MATERIAL PROVIDED =

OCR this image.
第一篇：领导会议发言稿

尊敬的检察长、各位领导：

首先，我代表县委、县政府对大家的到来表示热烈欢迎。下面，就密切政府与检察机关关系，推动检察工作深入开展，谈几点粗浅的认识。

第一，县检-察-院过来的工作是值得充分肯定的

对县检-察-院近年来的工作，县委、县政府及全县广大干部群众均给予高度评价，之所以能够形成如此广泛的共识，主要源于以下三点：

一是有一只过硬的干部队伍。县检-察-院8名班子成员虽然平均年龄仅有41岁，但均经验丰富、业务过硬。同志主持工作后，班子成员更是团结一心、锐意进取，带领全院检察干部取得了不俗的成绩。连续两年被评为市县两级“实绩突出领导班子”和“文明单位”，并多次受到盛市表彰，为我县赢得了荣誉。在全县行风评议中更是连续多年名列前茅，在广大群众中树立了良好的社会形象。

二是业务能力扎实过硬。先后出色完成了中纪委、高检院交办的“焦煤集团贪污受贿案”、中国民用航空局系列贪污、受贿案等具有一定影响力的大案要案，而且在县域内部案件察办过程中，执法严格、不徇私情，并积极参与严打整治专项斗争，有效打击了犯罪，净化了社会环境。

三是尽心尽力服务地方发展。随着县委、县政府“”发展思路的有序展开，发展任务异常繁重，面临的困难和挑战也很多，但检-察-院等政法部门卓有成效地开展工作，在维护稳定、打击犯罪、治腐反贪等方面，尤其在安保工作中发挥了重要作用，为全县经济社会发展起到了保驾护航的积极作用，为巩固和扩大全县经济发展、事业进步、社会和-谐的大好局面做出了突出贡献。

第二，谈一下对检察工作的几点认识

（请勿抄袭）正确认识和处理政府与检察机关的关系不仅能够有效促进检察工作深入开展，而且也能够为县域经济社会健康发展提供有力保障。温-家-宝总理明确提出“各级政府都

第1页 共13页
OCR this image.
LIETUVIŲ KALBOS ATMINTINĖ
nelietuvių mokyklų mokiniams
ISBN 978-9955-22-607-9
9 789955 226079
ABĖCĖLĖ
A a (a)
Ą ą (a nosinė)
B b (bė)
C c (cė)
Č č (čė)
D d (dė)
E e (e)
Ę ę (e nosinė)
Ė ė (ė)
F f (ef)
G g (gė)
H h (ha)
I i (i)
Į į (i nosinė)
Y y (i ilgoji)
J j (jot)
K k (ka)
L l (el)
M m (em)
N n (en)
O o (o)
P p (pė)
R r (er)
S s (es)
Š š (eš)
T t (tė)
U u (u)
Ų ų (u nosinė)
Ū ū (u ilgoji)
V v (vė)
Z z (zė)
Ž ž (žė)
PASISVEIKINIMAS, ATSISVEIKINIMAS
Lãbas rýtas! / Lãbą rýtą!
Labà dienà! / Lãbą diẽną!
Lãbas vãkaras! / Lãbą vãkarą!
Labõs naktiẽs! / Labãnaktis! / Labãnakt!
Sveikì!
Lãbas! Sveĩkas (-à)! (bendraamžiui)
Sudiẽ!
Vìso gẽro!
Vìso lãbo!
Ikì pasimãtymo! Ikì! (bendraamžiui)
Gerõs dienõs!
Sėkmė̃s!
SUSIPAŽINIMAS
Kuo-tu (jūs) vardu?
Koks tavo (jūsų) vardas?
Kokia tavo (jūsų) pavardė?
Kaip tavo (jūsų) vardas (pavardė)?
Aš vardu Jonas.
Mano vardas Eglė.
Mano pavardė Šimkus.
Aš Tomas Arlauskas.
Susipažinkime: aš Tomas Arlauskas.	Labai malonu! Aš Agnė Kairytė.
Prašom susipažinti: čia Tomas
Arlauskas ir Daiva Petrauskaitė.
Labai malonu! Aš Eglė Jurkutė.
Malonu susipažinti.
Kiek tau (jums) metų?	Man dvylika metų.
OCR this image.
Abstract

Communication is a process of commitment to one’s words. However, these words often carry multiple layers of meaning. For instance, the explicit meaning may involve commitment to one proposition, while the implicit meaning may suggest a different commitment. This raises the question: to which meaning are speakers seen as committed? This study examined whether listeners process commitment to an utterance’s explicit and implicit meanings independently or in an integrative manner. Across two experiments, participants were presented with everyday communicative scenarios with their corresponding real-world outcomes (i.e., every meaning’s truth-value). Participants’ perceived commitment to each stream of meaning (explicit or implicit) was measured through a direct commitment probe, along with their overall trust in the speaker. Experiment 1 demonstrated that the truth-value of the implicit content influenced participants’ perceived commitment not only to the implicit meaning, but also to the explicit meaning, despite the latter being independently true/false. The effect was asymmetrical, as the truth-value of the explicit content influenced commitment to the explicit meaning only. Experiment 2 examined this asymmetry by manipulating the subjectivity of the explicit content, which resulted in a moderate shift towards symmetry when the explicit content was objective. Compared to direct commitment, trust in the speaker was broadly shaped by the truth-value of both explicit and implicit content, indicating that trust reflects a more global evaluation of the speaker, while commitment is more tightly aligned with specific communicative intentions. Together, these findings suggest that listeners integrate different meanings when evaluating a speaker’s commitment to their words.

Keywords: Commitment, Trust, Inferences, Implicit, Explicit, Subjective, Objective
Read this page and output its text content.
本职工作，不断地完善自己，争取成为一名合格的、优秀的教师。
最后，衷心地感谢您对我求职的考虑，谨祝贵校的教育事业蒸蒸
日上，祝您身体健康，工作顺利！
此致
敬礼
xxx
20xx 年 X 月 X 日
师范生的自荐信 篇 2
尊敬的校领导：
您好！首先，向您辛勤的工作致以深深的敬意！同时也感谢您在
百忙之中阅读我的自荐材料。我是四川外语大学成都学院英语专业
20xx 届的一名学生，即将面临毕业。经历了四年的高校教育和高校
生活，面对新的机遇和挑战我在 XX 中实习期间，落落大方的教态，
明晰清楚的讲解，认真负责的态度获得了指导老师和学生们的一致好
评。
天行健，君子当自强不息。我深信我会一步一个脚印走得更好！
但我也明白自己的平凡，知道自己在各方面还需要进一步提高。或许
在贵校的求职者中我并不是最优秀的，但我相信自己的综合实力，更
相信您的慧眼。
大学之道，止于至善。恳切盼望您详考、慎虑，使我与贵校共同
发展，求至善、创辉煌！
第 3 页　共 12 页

TASK DESCRIPTION = Go through the material and select each line with the string "Tomas" in it.

REPLY TO THE EXERCISE =
Aš Tomas Arlauskas.
Susipažinkime: aš Tomas Arlauskas.	Labai malonu! Aš Agnė Kairytė.
Prašom susipažinti: čia Tomas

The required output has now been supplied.